>> start Exercise inputs
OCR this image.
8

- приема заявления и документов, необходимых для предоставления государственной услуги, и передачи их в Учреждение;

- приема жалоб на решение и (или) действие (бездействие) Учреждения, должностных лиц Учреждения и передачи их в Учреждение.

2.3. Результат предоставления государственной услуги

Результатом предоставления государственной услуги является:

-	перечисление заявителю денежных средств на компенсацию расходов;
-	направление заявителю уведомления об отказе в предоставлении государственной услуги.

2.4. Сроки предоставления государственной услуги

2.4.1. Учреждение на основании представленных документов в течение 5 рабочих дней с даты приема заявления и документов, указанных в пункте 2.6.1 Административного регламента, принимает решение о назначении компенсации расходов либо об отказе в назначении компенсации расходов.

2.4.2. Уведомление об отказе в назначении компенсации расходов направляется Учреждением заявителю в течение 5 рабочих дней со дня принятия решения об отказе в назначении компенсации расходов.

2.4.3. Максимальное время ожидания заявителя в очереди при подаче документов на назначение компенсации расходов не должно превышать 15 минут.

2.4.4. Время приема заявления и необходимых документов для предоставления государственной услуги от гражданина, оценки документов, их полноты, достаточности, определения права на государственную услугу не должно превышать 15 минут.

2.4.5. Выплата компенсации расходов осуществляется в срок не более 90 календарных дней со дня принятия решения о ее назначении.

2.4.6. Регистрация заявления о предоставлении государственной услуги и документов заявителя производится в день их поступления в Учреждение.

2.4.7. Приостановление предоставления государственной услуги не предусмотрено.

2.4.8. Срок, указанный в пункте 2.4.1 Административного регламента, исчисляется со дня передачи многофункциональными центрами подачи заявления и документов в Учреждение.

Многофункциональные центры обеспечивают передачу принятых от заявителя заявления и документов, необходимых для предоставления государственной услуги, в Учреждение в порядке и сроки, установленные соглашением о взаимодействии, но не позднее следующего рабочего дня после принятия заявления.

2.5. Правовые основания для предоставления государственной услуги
>> end Exercise inputs
● **Work required**:
Repeat all entries. Match them exactly.

● **Output**:
OCR this image.
8

- приема заявления и документов, необходимых для предоставления государственной услуги, и передачи их в Учреждение;

- приема жалоб на решение и (или) действие (бездействие) Учреждения, должностных лиц Учреждения и передачи их в Учреждение.

2.3. Результат предоставления государственной услуги

Результатом предоставления государственной услуги является:

-	перечисление заявителю денежных средств на компенсацию расходов;
-	направление заявителю уведомления об отказе в предоставлении государственной услуги.

2.4. Сроки предоставления государственной услуги

2.4.1. Учреждение на основании представленных документов в течение 5 рабочих дней с даты приема заявления и документов, указанных в пункте 2.6.1 Административного регламента, принимает решение о назначении компенсации расходов либо об отказе в назначении компенсации расходов.

2.4.2. Уведомление об отказе в назначении компенсации расходов направляется Учреждением заявителю в течение 5 рабочих дней со дня принятия решения об отказе в назначении компенсации расходов.

2.4.3. Максимальное время ожидания заявителя в очереди при подаче документов на назначение компенсации расходов не должно превышать 15 минут.

2.4.4. Время приема заявления и необходимых документов для предоставления государственной услуги от гражданина, оценки документов, их полноты, достаточности, определения права на государственную услугу не должно превышать 15 минут.

2.4.5. Выплата компенсации расходов осуществляется в срок не более 90 календарных дней со дня принятия решения о ее назначении.

2.4.6. Регистрация заявления о предоставлении государственной услуги и документов заявителя производится в день их поступления в Учреждение.

2.4.7. Приостановление предоставления государственной услуги не предусмотрено.

2.4.8. Срок, указанный в пункте 2.4.1 Административного регламента, исчисляется со дня передачи многофункциональными центрами подачи заявления и документов в Учреждение.

Многофункциональные центры обеспечивают передачу принятых от заявителя заявления и документов, необходимых для предоставления государственной услуги, в Учреждение в порядке и сроки, установленные соглашением о взаимодействии, но не позднее следующего рабочего дня после принятия заявления.

2.5. Правовые основания для предоставления государственной услуги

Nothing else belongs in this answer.